#### Task directions:
All of the material below is to be restated word for word, apart from the pictures.

━━━━━ Task input

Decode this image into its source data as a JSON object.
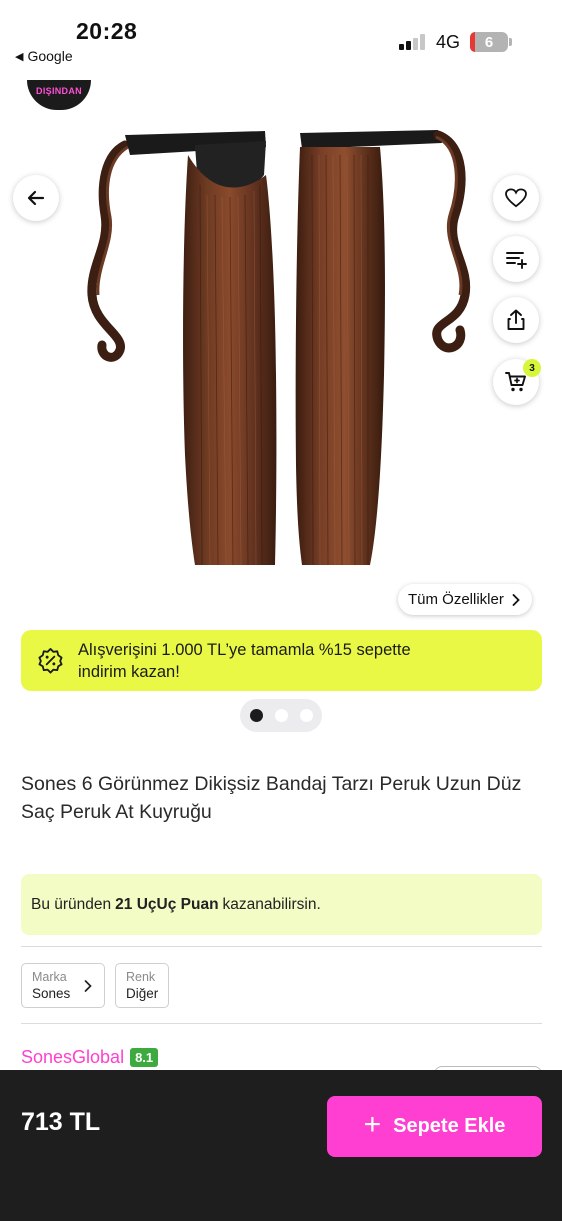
{
  "status": {
    "time": "20:28",
    "back_app": "Google",
    "network": "4G",
    "battery": "6"
  },
  "gallery": {
    "badge": "DIŞINDAN",
    "cart_count": "3",
    "all_features_label": "Tüm Özellikler",
    "dots": {
      "count": 3,
      "active_index": 0
    }
  },
  "promo": {
    "text": "Alışverişini 1.000 TL’ye tamamla %15 sepette indirim kazan!"
  },
  "product": {
    "title": "Sones 6 Görünmez Dikişsiz Bandaj Tarzı Peruk Uzun Düz Saç Peruk At Kuyruğu"
  },
  "points": {
    "prefix": "Bu üründen",
    "amount": "21 UçUç Puan",
    "suffix": "kazanabilirsin."
  },
  "attributes": [
    {
      "label": "Marka",
      "value": "Sones"
    },
    {
      "label": "Renk",
      "value": "Diğer"
    }
  ],
  "seller": {
    "name": "SonesGlobal",
    "rating": "8.1"
  },
  "bottom": {
    "price": "713 TL",
    "add_to_cart": "Sepete Ekle"
  },
  "colors": {
    "accent_pink": "#ff3fd2",
    "promo_yellow": "#e9f845",
    "points_bg": "#f4fcc6",
    "rating_green": "#3daa3f",
    "bottom_bar": "#1e1e1e"
  },
  "icons": [
    "arrow-left-icon",
    "heart-icon",
    "compare-list-icon",
    "share-icon",
    "cart-icon",
    "discount-badge-icon",
    "chevron-right-icon",
    "plus-icon"
  ]
}
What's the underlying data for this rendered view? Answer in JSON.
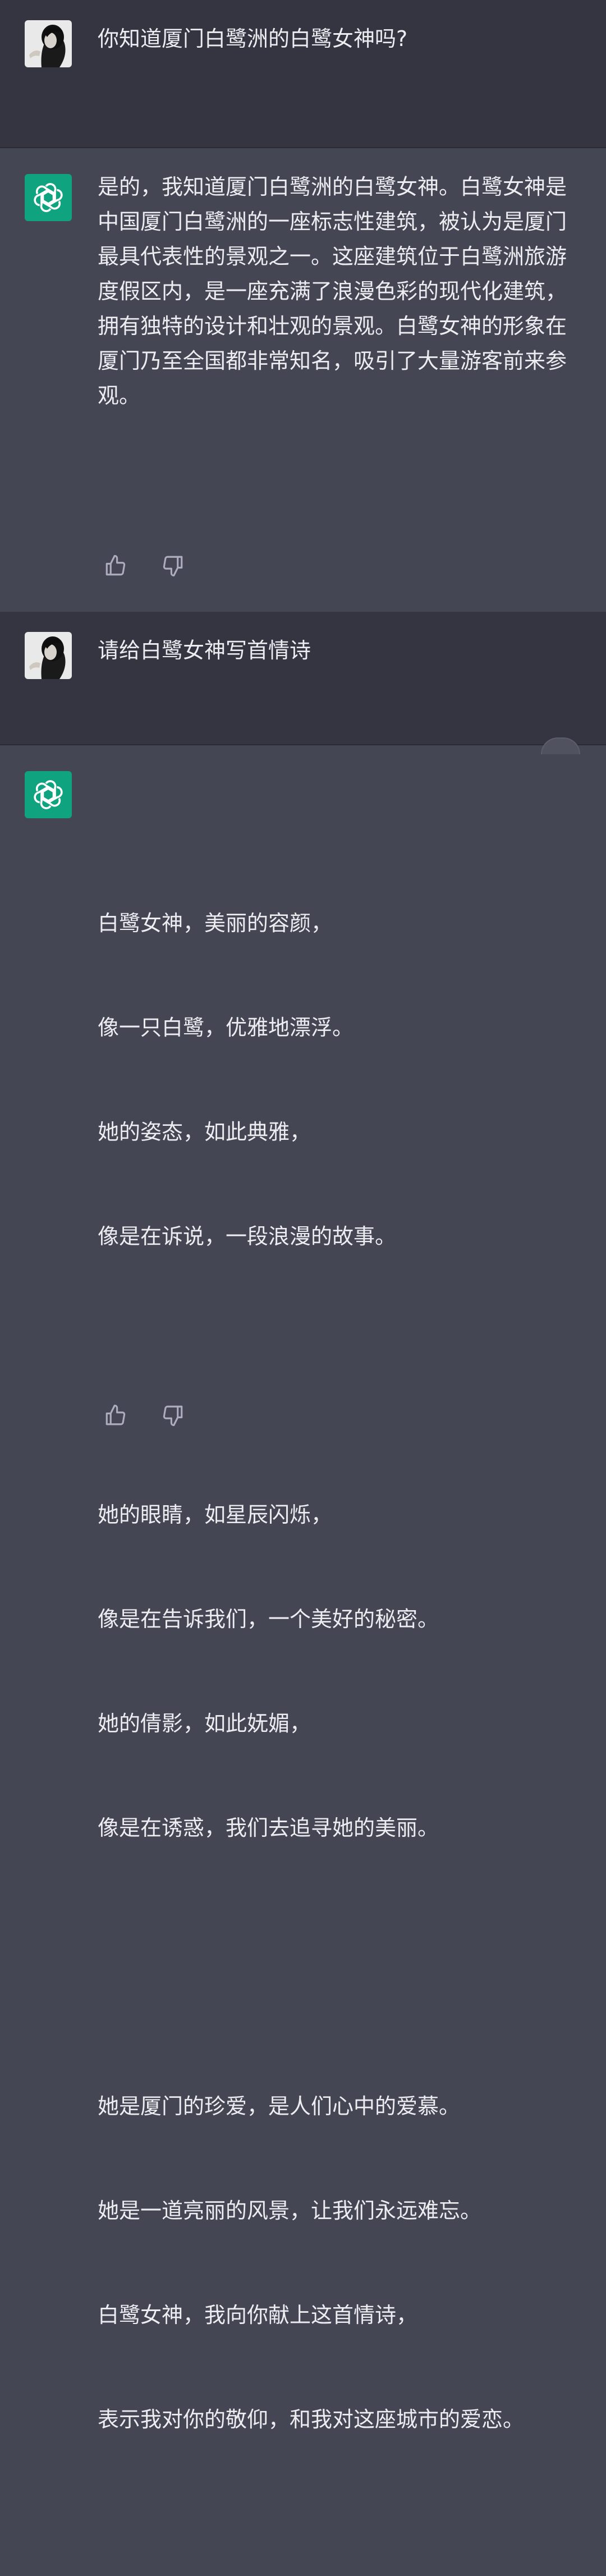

━━━━━━━━━━

#### Full output:
Decode this image into its source data as a JSON object.
{
  "status": {
    "time": "20:28",
    "back_app": "Google",
    "network": "4G",
    "battery": "6"
  },
  "gallery": {
    "badge": "DIŞINDAN",
    "cart_count": "3",
    "all_features_label": "Tüm Özellikler",
    "dots": {
      "count": 3,
      "active_index": 0
    }
  },
  "promo": {
    "text": "Alışverişini 1.000 TL’ye tamamla %15 sepette indirim kazan!"
  },
  "product": {
    "title": "Sones 6 Görünmez Dikişsiz Bandaj Tarzı Peruk Uzun Düz Saç Peruk At Kuyruğu"
  },
  "points": {
    "prefix": "Bu üründen",
    "amount": "21 UçUç Puan",
    "suffix": "kazanabilirsin."
  },
  "attributes": [
    {
      "label": "Marka",
      "value": "Sones"
    },
    {
      "label": "Renk",
      "value": "Diğer"
    }
  ],
  "seller": {
    "name": "SonesGlobal",
    "rating": "8.1"
  },
  "bottom": {
    "price": "713 TL",
    "add_to_cart": "Sepete Ekle"
  },
  "colors": {
    "accent_pink": "#ff3fd2",
    "promo_yellow": "#e9f845",
    "points_bg": "#f4fcc6",
    "rating_green": "#3daa3f",
    "bottom_bar": "#1e1e1e"
  },
  "icons": [
    "arrow-left-icon",
    "heart-icon",
    "compare-list-icon",
    "share-icon",
    "cart-icon",
    "discount-badge-icon",
    "chevron-right-icon",
    "plus-icon"
  ]
}
What's the underlying data for this rendered view? Answer in JSON.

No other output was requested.